CHALLENGE :: Copy the records below exactly, leaving out any pictures.

RECORD SET ::
=-=-=-=-=

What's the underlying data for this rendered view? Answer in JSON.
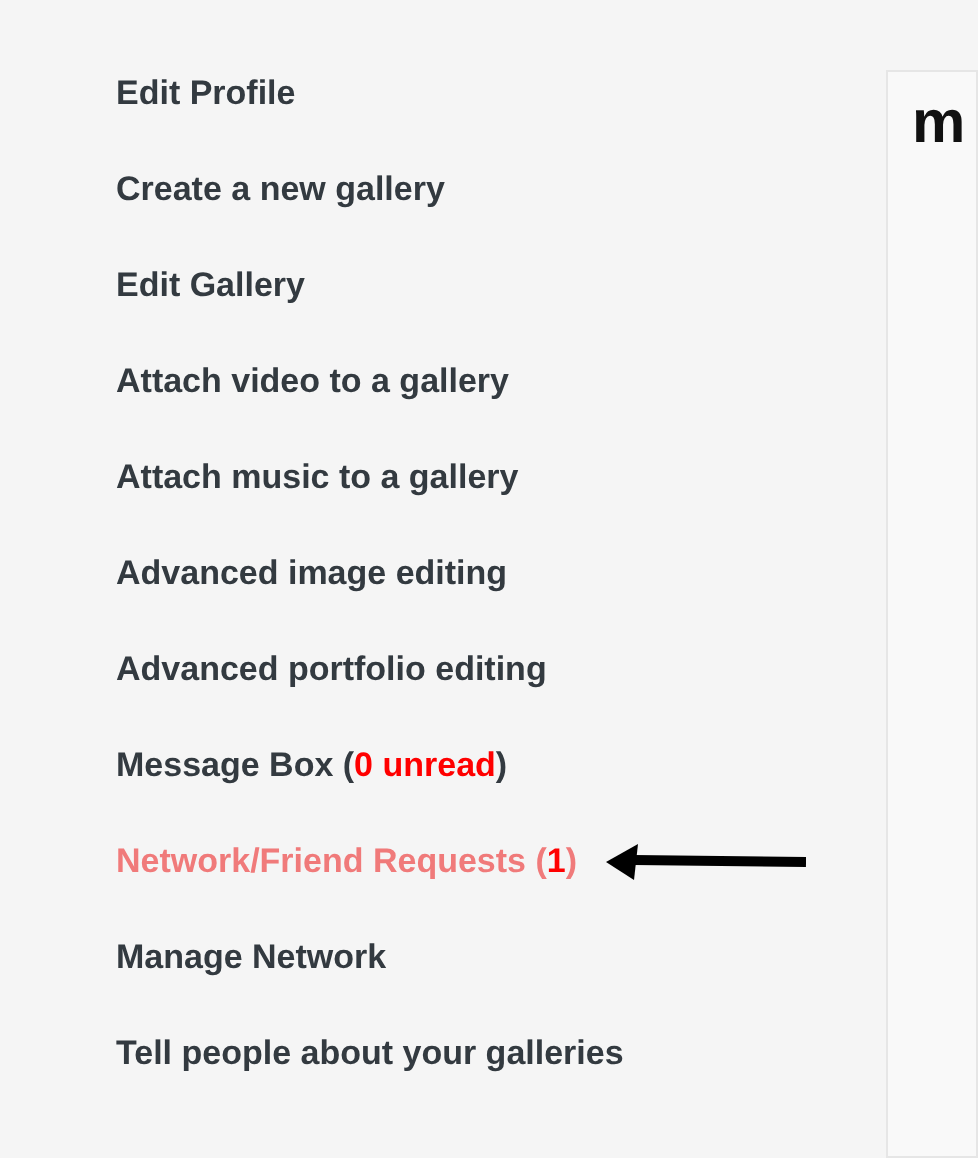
{
  "menu": [
    {
      "label": "Edit Profile",
      "highlighted": false
    },
    {
      "label": "Create a new gallery",
      "highlighted": false
    },
    {
      "label": "Edit Gallery",
      "highlighted": false
    },
    {
      "label": "Attach video to a gallery",
      "highlighted": false
    },
    {
      "label": "Attach music to a gallery",
      "highlighted": false
    },
    {
      "label": "Advanced image editing",
      "highlighted": false
    },
    {
      "label": "Advanced portfolio editing",
      "highlighted": false
    },
    {
      "label": "Message Box (**0 unread**)",
      "highlighted": false
    },
    {
      "label": "Network/Friend Requests (**1**)",
      "highlighted": true
    },
    {
      "label": "Manage Network",
      "highlighted": false
    },
    {
      "label": "Tell people about your galleries",
      "highlighted": false
    }
  ],
  "panel": {
    "heading": "m"
  }
}
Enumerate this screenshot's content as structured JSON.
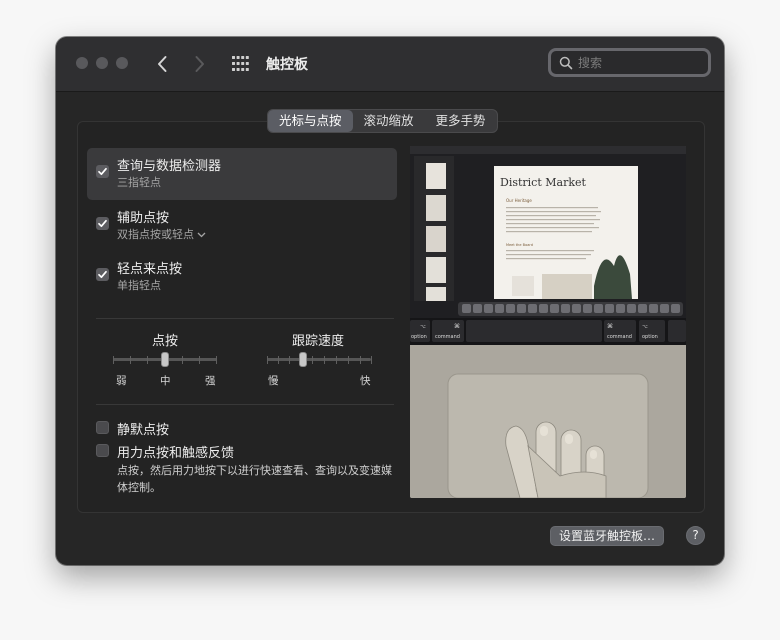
{
  "window": {
    "title": "触控板",
    "search": {
      "placeholder": "搜索",
      "value": ""
    }
  },
  "tabs": [
    {
      "label": "光标与点按",
      "active": true
    },
    {
      "label": "滚动缩放",
      "active": false
    },
    {
      "label": "更多手势",
      "active": false
    }
  ],
  "options": [
    {
      "title": "查询与数据检测器",
      "subtitle": "三指轻点",
      "checked": true,
      "selected": true
    },
    {
      "title": "辅助点按",
      "subtitle": "双指点按或轻点",
      "checked": true,
      "has_menu": true
    },
    {
      "title": "轻点来点按",
      "subtitle": "单指轻点",
      "checked": true
    }
  ],
  "sliders": {
    "click": {
      "title": "点按",
      "labels": [
        "弱",
        "中",
        "强"
      ],
      "level": 0.5
    },
    "tracking": {
      "title": "跟踪速度",
      "labels": [
        "慢",
        "快"
      ],
      "level": 0.35
    }
  },
  "options2": [
    {
      "title": "静默点按",
      "checked": false
    },
    {
      "title": "用力点按和触感反馈",
      "checked": false
    }
  ],
  "force_click_desc": "点按，然后用力地按下以进行快速查看、查询以及变速媒体控制。",
  "preview": {
    "doc_title": "District Market",
    "doc_subtitle": "Our Heritage",
    "doc_section": "Meet the Board",
    "keys": [
      {
        "symbol": "⌥",
        "label": "option"
      },
      {
        "symbol": "⌘",
        "label": "command"
      },
      {
        "symbol": "⌘",
        "label": "command"
      },
      {
        "symbol": "⌥",
        "label": "option"
      }
    ]
  },
  "bottom": {
    "setup_button": "设置蓝牙触控板…",
    "help": "?"
  },
  "colors": {
    "window_bg": "#262626",
    "titlebar_bg": "#2f2f31",
    "selected_tab": "#5b5d64",
    "checkbox_checked": "#5c5c60"
  }
}
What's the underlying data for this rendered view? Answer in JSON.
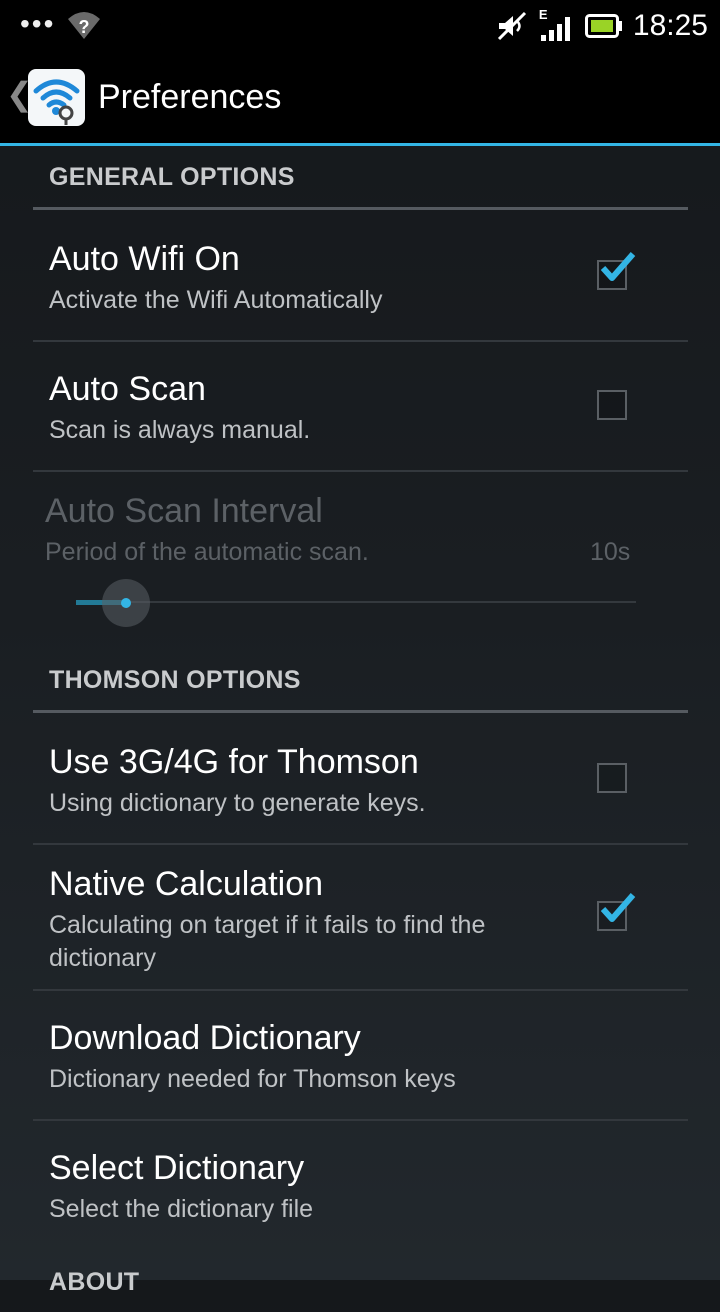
{
  "status_bar": {
    "time": "18:25",
    "network_label": "E",
    "icons": [
      "overflow-dots-icon",
      "wifi-unknown-icon",
      "mute-icon",
      "signal-icon",
      "battery-icon"
    ]
  },
  "action_bar": {
    "title": "Preferences",
    "icon": "wifi-key-app-icon"
  },
  "sections": {
    "general": {
      "title": "GENERAL OPTIONS"
    },
    "thomson": {
      "title": "THOMSON OPTIONS"
    },
    "about": {
      "title": "ABOUT"
    }
  },
  "prefs": {
    "auto_wifi": {
      "title": "Auto Wifi On",
      "summary": "Activate the Wifi Automatically",
      "checked": true
    },
    "auto_scan": {
      "title": "Auto Scan",
      "summary": "Scan is always manual.",
      "checked": false
    },
    "scan_interval": {
      "title": "Auto Scan Interval",
      "summary": "Period of the automatic scan.",
      "value": "10s",
      "enabled": false
    },
    "use_3g": {
      "title": "Use 3G/4G for Thomson",
      "summary": "Using dictionary to generate keys.",
      "checked": false
    },
    "native_calc": {
      "title": "Native Calculation",
      "summary_line1": "Calculating on target if it fails to find the",
      "summary_line2": "dictionary",
      "checked": true
    },
    "download_dict": {
      "title": "Download Dictionary",
      "summary": "Dictionary needed for Thomson keys"
    },
    "select_dict": {
      "title": "Select Dictionary",
      "summary": "Select the dictionary file"
    }
  },
  "colors": {
    "accent": "#33b5e5",
    "background": "#1a1e22"
  }
}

=-=-=-=-=

RESULT ::
What's the underlying data for this rendered view? Answer in JSON.
{
  "menu": [
    {
      "label": "Edit Profile",
      "highlighted": false
    },
    {
      "label": "Create a new gallery",
      "highlighted": false
    },
    {
      "label": "Edit Gallery",
      "highlighted": false
    },
    {
      "label": "Attach video to a gallery",
      "highlighted": false
    },
    {
      "label": "Attach music to a gallery",
      "highlighted": false
    },
    {
      "label": "Advanced image editing",
      "highlighted": false
    },
    {
      "label": "Advanced portfolio editing",
      "highlighted": false
    },
    {
      "label": "Message Box (**0 unread**)",
      "highlighted": false
    },
    {
      "label": "Network/Friend Requests (**1**)",
      "highlighted": true
    },
    {
      "label": "Manage Network",
      "highlighted": false
    },
    {
      "label": "Tell people about your galleries",
      "highlighted": false
    }
  ],
  "panel": {
    "heading": "m"
  }
}
Enumerate this screenshot's content as structured JSON.
{
  "window": {
    "title": "触控板",
    "search": {
      "placeholder": "搜索",
      "value": ""
    }
  },
  "tabs": [
    {
      "label": "光标与点按",
      "active": true
    },
    {
      "label": "滚动缩放",
      "active": false
    },
    {
      "label": "更多手势",
      "active": false
    }
  ],
  "options": [
    {
      "title": "查询与数据检测器",
      "subtitle": "三指轻点",
      "checked": true,
      "selected": true
    },
    {
      "title": "辅助点按",
      "subtitle": "双指点按或轻点",
      "checked": true,
      "has_menu": true
    },
    {
      "title": "轻点来点按",
      "subtitle": "单指轻点",
      "checked": true
    }
  ],
  "sliders": {
    "click": {
      "title": "点按",
      "labels": [
        "弱",
        "中",
        "强"
      ],
      "level": 0.5
    },
    "tracking": {
      "title": "跟踪速度",
      "labels": [
        "慢",
        "快"
      ],
      "level": 0.35
    }
  },
  "options2": [
    {
      "title": "静默点按",
      "checked": false
    },
    {
      "title": "用力点按和触感反馈",
      "checked": false
    }
  ],
  "force_click_desc": "点按，然后用力地按下以进行快速查看、查询以及变速媒体控制。",
  "preview": {
    "doc_title": "District Market",
    "doc_subtitle": "Our Heritage",
    "doc_section": "Meet the Board",
    "keys": [
      {
        "symbol": "⌥",
        "label": "option"
      },
      {
        "symbol": "⌘",
        "label": "command"
      },
      {
        "symbol": "⌘",
        "label": "command"
      },
      {
        "symbol": "⌥",
        "label": "option"
      }
    ]
  },
  "bottom": {
    "setup_button": "设置蓝牙触控板…",
    "help": "?"
  },
  "colors": {
    "window_bg": "#262626",
    "titlebar_bg": "#2f2f31",
    "selected_tab": "#5b5d64",
    "checkbox_checked": "#5c5c60"
  }
}
What's the underlying data for this rendered view? Answer in JSON.
{
  "status_bar": {
    "time": "18:25",
    "network_label": "E",
    "icons": [
      "overflow-dots-icon",
      "wifi-unknown-icon",
      "mute-icon",
      "signal-icon",
      "battery-icon"
    ]
  },
  "action_bar": {
    "title": "Preferences",
    "icon": "wifi-key-app-icon"
  },
  "sections": {
    "general": {
      "title": "GENERAL OPTIONS"
    },
    "thomson": {
      "title": "THOMSON OPTIONS"
    },
    "about": {
      "title": "ABOUT"
    }
  },
  "prefs": {
    "auto_wifi": {
      "title": "Auto Wifi On",
      "summary": "Activate the Wifi Automatically",
      "checked": true
    },
    "auto_scan": {
      "title": "Auto Scan",
      "summary": "Scan is always manual.",
      "checked": false
    },
    "scan_interval": {
      "title": "Auto Scan Interval",
      "summary": "Period of the automatic scan.",
      "value": "10s",
      "enabled": false
    },
    "use_3g": {
      "title": "Use 3G/4G for Thomson",
      "summary": "Using dictionary to generate keys.",
      "checked": false
    },
    "native_calc": {
      "title": "Native Calculation",
      "summary_line1": "Calculating on target if it fails to find the",
      "summary_line2": "dictionary",
      "checked": true
    },
    "download_dict": {
      "title": "Download Dictionary",
      "summary": "Dictionary needed for Thomson keys"
    },
    "select_dict": {
      "title": "Select Dictionary",
      "summary": "Select the dictionary file"
    }
  },
  "colors": {
    "accent": "#33b5e5",
    "background": "#1a1e22"
  }
}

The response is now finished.